* Begin ENTRIES SHOWN *

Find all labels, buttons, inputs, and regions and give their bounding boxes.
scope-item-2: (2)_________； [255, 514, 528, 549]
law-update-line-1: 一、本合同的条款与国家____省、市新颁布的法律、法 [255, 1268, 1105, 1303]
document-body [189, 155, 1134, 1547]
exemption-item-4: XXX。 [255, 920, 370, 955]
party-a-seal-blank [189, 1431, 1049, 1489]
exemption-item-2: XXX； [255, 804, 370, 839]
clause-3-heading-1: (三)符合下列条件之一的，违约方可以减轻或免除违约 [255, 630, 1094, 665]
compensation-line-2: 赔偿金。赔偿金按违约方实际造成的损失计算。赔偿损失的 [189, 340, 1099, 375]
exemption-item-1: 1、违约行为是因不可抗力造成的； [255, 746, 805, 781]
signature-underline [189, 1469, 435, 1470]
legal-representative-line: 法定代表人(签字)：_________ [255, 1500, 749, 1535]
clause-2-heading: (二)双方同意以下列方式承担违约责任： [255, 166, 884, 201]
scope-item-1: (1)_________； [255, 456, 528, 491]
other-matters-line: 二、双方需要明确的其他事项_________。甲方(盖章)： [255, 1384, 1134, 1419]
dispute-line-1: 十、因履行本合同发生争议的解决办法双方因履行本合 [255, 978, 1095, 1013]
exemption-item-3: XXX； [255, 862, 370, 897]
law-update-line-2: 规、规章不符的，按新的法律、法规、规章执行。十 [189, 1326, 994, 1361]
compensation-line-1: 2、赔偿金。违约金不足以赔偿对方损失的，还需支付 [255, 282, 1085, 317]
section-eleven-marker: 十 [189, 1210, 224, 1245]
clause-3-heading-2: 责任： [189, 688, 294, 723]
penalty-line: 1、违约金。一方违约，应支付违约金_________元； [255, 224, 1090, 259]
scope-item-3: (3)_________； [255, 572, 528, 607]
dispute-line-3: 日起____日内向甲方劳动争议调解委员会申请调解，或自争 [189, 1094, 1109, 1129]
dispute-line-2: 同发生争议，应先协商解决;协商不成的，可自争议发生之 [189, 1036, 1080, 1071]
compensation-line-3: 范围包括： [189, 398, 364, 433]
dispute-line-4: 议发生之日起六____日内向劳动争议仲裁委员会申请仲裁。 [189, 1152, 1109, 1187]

* End ENTRIES SHOWN *

**EXERCISE BRIEF**
Print every one of the records above line for line, leaving each unchanged.

**PROBLEM SOLUTION**
Find all labels, buttons, inputs, and regions and give their bounding boxes.
scope-item-2: (2)_________； [255, 514, 528, 549]
law-update-line-1: 一、本合同的条款与国家____省、市新颁布的法律、法 [255, 1268, 1105, 1303]
document-body [189, 155, 1134, 1547]
exemption-item-4: XXX。 [255, 920, 370, 955]
party-a-seal-blank [189, 1431, 1049, 1489]
exemption-item-2: XXX； [255, 804, 370, 839]
clause-3-heading-1: (三)符合下列条件之一的，违约方可以减轻或免除违约 [255, 630, 1094, 665]
compensation-line-2: 赔偿金。赔偿金按违约方实际造成的损失计算。赔偿损失的 [189, 340, 1099, 375]
exemption-item-1: 1、违约行为是因不可抗力造成的； [255, 746, 805, 781]
signature-underline [189, 1469, 435, 1470]
legal-representative-line: 法定代表人(签字)：_________ [255, 1500, 749, 1535]
clause-2-heading: (二)双方同意以下列方式承担违约责任： [255, 166, 884, 201]
scope-item-1: (1)_________； [255, 456, 528, 491]
other-matters-line: 二、双方需要明确的其他事项_________。甲方(盖章)： [255, 1384, 1134, 1419]
dispute-line-1: 十、因履行本合同发生争议的解决办法双方因履行本合 [255, 978, 1095, 1013]
exemption-item-3: XXX； [255, 862, 370, 897]
law-update-line-2: 规、规章不符的，按新的法律、法规、规章执行。十 [189, 1326, 994, 1361]
compensation-line-1: 2、赔偿金。违约金不足以赔偿对方损失的，还需支付 [255, 282, 1085, 317]
section-eleven-marker: 十 [189, 1210, 224, 1245]
clause-3-heading-2: 责任： [189, 688, 294, 723]
penalty-line: 1、违约金。一方违约，应支付违约金_________元； [255, 224, 1090, 259]
scope-item-3: (3)_________； [255, 572, 528, 607]
dispute-line-3: 日起____日内向甲方劳动争议调解委员会申请调解，或自争 [189, 1094, 1109, 1129]
dispute-line-2: 同发生争议，应先协商解决;协商不成的，可自争议发生之 [189, 1036, 1080, 1071]
compensation-line-3: 范围包括： [189, 398, 364, 433]
dispute-line-4: 议发生之日起六____日内向劳动争议仲裁委员会申请仲裁。 [189, 1152, 1109, 1187]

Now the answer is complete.